Task to carry out: Write each record again exactly as it stands.

Material provided:

((

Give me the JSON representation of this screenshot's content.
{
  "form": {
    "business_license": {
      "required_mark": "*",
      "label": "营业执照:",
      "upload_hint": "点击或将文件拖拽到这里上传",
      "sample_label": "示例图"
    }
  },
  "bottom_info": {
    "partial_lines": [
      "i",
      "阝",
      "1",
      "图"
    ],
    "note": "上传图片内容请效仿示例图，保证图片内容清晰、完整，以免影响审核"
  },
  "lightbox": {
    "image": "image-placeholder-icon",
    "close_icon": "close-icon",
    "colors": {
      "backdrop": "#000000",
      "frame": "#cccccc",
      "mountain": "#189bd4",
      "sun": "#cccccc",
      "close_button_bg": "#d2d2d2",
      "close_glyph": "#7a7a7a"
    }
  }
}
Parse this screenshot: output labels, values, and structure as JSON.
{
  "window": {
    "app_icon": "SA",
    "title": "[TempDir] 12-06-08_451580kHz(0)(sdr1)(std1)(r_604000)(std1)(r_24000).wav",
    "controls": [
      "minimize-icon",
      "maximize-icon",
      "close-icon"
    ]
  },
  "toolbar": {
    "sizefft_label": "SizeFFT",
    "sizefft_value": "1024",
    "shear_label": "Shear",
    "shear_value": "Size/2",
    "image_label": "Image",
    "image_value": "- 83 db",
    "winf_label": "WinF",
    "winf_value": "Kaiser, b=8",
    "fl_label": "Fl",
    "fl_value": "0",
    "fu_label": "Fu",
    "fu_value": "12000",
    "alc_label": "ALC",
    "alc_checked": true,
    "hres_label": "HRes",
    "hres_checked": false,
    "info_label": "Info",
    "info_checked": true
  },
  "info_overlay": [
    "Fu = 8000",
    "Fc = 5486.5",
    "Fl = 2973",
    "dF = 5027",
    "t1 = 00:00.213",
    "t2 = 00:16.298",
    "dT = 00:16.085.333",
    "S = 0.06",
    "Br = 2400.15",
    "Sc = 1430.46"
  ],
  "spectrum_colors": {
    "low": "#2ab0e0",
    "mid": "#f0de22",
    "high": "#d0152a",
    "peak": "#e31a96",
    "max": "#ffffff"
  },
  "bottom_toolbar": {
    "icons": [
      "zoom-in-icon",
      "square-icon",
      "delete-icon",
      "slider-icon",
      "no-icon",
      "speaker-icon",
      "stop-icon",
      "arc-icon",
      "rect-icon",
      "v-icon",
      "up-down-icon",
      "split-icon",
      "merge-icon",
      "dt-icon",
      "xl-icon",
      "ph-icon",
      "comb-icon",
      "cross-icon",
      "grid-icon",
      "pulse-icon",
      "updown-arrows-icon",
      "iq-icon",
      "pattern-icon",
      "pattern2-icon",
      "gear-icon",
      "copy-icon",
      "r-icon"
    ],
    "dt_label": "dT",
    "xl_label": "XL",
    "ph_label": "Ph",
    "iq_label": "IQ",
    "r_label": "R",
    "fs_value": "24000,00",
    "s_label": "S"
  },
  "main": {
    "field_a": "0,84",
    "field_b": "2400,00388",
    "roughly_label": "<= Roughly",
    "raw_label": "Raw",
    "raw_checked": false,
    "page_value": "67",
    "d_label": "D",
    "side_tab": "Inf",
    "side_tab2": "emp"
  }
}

))

Output for this exercise:
Give me the JSON representation of this screenshot's content.
{
  "form": {
    "business_license": {
      "required_mark": "*",
      "label": "营业执照:",
      "upload_hint": "点击或将文件拖拽到这里上传",
      "sample_label": "示例图"
    }
  },
  "bottom_info": {
    "partial_lines": [
      "i",
      "阝",
      "1",
      "图"
    ],
    "note": "上传图片内容请效仿示例图，保证图片内容清晰、完整，以免影响审核"
  },
  "lightbox": {
    "image": "image-placeholder-icon",
    "close_icon": "close-icon",
    "colors": {
      "backdrop": "#000000",
      "frame": "#cccccc",
      "mountain": "#189bd4",
      "sun": "#cccccc",
      "close_button_bg": "#d2d2d2",
      "close_glyph": "#7a7a7a"
    }
  }
}
Parse this screenshot: output labels, values, and structure as JSON.
{
  "window": {
    "app_icon": "SA",
    "title": "[TempDir] 12-06-08_451580kHz(0)(sdr1)(std1)(r_604000)(std1)(r_24000).wav",
    "controls": [
      "minimize-icon",
      "maximize-icon",
      "close-icon"
    ]
  },
  "toolbar": {
    "sizefft_label": "SizeFFT",
    "sizefft_value": "1024",
    "shear_label": "Shear",
    "shear_value": "Size/2",
    "image_label": "Image",
    "image_value": "- 83 db",
    "winf_label": "WinF",
    "winf_value": "Kaiser, b=8",
    "fl_label": "Fl",
    "fl_value": "0",
    "fu_label": "Fu",
    "fu_value": "12000",
    "alc_label": "ALC",
    "alc_checked": true,
    "hres_label": "HRes",
    "hres_checked": false,
    "info_label": "Info",
    "info_checked": true
  },
  "info_overlay": [
    "Fu = 8000",
    "Fc = 5486.5",
    "Fl = 2973",
    "dF = 5027",
    "t1 = 00:00.213",
    "t2 = 00:16.298",
    "dT = 00:16.085.333",
    "S = 0.06",
    "Br = 2400.15",
    "Sc = 1430.46"
  ],
  "spectrum_colors": {
    "low": "#2ab0e0",
    "mid": "#f0de22",
    "high": "#d0152a",
    "peak": "#e31a96",
    "max": "#ffffff"
  },
  "bottom_toolbar": {
    "icons": [
      "zoom-in-icon",
      "square-icon",
      "delete-icon",
      "slider-icon",
      "no-icon",
      "speaker-icon",
      "stop-icon",
      "arc-icon",
      "rect-icon",
      "v-icon",
      "up-down-icon",
      "split-icon",
      "merge-icon",
      "dt-icon",
      "xl-icon",
      "ph-icon",
      "comb-icon",
      "cross-icon",
      "grid-icon",
      "pulse-icon",
      "updown-arrows-icon",
      "iq-icon",
      "pattern-icon",
      "pattern2-icon",
      "gear-icon",
      "copy-icon",
      "r-icon"
    ],
    "dt_label": "dT",
    "xl_label": "XL",
    "ph_label": "Ph",
    "iq_label": "IQ",
    "r_label": "R",
    "fs_value": "24000,00",
    "s_label": "S"
  },
  "main": {
    "field_a": "0,84",
    "field_b": "2400,00388",
    "roughly_label": "<= Roughly",
    "raw_label": "Raw",
    "raw_checked": false,
    "page_value": "67",
    "d_label": "D",
    "side_tab": "Inf",
    "side_tab2": "emp"
  }
}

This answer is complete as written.